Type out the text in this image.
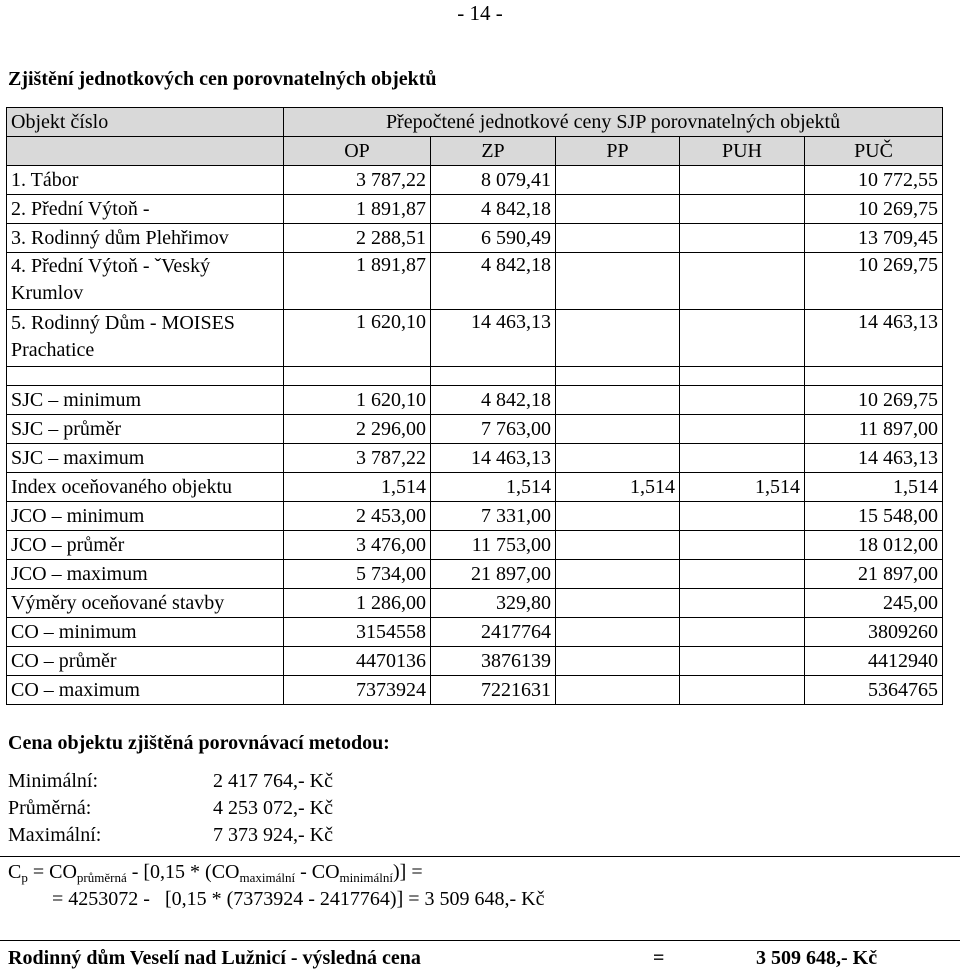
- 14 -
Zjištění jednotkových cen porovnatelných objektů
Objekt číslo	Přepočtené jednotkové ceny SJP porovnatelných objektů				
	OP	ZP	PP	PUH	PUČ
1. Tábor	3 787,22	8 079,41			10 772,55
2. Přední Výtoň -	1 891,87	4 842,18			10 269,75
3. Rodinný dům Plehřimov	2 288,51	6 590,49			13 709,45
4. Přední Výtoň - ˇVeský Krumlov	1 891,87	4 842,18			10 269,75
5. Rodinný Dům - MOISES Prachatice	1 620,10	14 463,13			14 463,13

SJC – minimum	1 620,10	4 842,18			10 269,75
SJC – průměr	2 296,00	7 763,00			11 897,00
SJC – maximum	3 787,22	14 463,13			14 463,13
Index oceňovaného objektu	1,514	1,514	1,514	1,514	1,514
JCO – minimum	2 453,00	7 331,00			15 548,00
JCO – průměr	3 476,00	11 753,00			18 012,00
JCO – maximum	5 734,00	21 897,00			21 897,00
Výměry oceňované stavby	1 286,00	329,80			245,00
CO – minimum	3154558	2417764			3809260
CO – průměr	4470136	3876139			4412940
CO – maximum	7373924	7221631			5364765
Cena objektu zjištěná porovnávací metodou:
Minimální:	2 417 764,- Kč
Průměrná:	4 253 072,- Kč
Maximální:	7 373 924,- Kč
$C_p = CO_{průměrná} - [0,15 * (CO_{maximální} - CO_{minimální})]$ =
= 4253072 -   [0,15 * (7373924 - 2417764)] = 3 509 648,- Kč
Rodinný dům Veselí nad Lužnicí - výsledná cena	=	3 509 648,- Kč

§ §

*Task objective*
Restate the whole listing above exactly, except for its images.

*Worked answer*
Type out the text in this image.
- 14 -
Zjištění jednotkových cen porovnatelných objektů
Objekt číslo	Přepočtené jednotkové ceny SJP porovnatelných objektů				
	OP	ZP	PP	PUH	PUČ
1. Tábor	3 787,22	8 079,41			10 772,55
2. Přední Výtoň -	1 891,87	4 842,18			10 269,75
3. Rodinný dům Plehřimov	2 288,51	6 590,49			13 709,45
4. Přední Výtoň - ˇVeský Krumlov	1 891,87	4 842,18			10 269,75
5. Rodinný Dům - MOISES Prachatice	1 620,10	14 463,13			14 463,13

SJC – minimum	1 620,10	4 842,18			10 269,75
SJC – průměr	2 296,00	7 763,00			11 897,00
SJC – maximum	3 787,22	14 463,13			14 463,13
Index oceňovaného objektu	1,514	1,514	1,514	1,514	1,514
JCO – minimum	2 453,00	7 331,00			15 548,00
JCO – průměr	3 476,00	11 753,00			18 012,00
JCO – maximum	5 734,00	21 897,00			21 897,00
Výměry oceňované stavby	1 286,00	329,80			245,00
CO – minimum	3154558	2417764			3809260
CO – průměr	4470136	3876139			4412940
CO – maximum	7373924	7221631			5364765
Cena objektu zjištěná porovnávací metodou:
Minimální:	2 417 764,- Kč
Průměrná:	4 253 072,- Kč
Maximální:	7 373 924,- Kč
$C_p = CO_{průměrná} - [0,15 * (CO_{maximální} - CO_{minimální})]$ =
= 4253072 -   [0,15 * (7373924 - 2417764)] = 3 509 648,- Kč
Rodinný dům Veselí nad Lužnicí - výsledná cena	=	3 509 648,- Kč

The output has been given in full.